- [TASK] Below are records. Copy every line with "昌邑潍水学校孙京翔" in it.

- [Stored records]
========

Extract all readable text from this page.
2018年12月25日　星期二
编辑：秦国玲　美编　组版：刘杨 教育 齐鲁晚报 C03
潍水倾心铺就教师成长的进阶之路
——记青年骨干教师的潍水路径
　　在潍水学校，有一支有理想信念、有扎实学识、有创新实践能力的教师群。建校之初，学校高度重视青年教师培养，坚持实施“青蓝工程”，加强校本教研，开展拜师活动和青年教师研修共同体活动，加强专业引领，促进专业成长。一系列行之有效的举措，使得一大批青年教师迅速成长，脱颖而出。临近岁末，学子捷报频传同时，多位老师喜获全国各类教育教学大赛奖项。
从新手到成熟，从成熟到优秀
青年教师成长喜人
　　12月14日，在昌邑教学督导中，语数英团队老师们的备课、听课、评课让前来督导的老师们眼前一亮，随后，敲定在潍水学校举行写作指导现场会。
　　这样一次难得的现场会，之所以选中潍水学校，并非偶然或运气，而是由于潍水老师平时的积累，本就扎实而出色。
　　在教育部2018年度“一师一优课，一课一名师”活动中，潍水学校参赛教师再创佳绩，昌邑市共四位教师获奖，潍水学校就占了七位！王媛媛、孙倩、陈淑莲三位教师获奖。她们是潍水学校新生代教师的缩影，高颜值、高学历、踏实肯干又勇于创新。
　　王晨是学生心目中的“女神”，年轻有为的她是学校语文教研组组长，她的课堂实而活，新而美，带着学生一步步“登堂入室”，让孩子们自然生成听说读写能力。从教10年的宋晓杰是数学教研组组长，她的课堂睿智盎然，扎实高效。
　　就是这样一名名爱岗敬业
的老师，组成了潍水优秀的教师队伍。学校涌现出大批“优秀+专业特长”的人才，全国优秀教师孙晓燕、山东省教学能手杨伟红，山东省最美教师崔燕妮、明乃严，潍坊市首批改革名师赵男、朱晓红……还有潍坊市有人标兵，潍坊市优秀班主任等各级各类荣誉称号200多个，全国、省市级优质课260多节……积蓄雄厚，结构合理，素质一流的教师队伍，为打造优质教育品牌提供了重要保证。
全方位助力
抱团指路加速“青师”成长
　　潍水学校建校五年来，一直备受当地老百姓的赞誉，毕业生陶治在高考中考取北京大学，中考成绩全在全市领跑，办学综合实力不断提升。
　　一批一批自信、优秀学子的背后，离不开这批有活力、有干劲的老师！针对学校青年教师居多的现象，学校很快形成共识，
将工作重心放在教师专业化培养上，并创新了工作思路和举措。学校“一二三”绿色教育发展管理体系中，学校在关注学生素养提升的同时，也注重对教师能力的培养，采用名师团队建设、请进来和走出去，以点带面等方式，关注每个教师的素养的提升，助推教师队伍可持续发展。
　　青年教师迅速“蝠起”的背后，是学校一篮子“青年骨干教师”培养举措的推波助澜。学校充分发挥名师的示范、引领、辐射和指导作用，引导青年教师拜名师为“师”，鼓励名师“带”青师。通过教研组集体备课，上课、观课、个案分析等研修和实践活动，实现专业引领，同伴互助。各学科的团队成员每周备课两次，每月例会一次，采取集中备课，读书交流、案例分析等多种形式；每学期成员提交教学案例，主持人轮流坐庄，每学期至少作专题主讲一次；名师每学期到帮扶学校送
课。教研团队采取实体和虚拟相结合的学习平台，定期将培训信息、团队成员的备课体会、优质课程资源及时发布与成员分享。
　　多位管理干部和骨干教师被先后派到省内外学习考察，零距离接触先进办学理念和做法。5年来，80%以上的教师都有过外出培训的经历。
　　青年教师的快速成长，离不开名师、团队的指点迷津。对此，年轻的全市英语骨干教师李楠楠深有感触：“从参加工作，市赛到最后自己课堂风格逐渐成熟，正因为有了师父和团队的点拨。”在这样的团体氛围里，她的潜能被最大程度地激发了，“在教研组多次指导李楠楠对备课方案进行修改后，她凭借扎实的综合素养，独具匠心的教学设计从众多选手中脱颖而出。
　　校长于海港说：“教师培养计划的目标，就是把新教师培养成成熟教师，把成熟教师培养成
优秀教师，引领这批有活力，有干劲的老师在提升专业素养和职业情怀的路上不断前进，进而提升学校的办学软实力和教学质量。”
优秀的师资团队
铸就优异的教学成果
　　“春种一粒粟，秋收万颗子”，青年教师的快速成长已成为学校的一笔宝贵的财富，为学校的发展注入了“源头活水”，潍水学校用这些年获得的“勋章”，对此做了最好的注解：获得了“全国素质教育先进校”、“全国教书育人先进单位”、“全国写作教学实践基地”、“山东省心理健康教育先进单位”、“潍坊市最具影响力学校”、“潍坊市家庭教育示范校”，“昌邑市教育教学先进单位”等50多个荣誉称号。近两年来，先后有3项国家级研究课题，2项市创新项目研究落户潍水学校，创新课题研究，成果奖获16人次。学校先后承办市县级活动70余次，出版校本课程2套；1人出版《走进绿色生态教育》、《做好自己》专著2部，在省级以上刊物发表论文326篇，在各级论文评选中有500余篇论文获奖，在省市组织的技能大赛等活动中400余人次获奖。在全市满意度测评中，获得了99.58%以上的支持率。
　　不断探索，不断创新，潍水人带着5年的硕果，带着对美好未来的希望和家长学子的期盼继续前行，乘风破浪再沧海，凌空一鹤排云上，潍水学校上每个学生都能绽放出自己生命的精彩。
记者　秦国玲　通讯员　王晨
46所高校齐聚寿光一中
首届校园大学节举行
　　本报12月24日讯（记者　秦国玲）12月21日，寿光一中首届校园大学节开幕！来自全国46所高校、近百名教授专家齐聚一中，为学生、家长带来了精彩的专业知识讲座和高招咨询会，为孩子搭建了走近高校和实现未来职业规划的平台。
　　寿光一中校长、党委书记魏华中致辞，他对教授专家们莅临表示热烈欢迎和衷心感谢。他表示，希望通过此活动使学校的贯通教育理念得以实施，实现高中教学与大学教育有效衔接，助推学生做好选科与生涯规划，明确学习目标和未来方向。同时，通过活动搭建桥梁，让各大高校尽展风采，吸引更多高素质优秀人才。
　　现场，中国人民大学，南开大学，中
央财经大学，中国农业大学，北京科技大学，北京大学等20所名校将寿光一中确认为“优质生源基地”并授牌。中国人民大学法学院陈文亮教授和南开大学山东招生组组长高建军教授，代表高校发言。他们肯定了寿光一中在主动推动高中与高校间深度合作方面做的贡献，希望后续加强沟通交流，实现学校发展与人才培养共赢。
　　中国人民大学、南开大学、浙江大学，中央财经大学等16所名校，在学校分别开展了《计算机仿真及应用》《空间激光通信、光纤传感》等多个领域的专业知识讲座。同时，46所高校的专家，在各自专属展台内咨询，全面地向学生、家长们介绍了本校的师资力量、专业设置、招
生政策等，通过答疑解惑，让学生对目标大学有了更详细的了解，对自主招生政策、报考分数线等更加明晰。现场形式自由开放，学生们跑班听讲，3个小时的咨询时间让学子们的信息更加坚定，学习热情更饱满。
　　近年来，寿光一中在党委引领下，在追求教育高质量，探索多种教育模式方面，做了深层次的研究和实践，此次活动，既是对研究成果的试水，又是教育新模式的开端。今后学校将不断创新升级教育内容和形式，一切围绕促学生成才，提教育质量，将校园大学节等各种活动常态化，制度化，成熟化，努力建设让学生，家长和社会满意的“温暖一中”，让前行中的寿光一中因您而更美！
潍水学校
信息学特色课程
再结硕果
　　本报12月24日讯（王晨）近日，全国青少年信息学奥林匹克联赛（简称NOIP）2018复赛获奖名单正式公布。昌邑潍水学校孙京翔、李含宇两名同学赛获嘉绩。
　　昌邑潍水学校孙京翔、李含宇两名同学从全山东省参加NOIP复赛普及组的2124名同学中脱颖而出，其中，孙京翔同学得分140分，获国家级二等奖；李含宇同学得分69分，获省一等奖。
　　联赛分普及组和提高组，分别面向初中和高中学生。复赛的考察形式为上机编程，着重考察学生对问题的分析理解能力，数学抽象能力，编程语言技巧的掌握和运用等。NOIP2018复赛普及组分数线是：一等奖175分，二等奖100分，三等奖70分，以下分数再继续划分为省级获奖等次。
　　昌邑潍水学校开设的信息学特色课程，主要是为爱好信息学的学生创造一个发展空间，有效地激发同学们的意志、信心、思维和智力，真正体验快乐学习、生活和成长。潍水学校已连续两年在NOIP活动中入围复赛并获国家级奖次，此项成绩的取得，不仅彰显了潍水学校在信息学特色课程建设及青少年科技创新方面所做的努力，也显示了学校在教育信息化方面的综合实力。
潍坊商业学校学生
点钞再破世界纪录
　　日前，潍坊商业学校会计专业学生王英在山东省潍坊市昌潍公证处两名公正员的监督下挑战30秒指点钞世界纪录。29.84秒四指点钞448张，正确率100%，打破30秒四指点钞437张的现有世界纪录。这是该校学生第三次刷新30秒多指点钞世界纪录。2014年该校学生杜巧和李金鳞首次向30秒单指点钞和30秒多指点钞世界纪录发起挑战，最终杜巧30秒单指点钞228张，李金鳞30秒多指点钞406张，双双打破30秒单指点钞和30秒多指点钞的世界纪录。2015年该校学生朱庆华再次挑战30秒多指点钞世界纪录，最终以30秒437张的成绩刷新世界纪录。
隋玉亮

========

- [RESULT FOR THIS EXERCISE]
　　本报12月24日讯（王晨）近日，全国青少年信息学奥林匹克联赛（简称NOIP）2018复赛获奖名单正式公布。昌邑潍水学校孙京翔、李含宇两名同学赛获嘉绩。
　　昌邑潍水学校孙京翔、李含宇两名同学从全山东省参加NOIP复赛普及组的2124名同学中脱颖而出，其中，孙京翔同学得分140分，获国家级二等奖；李含宇同学得分69分，获省一等奖。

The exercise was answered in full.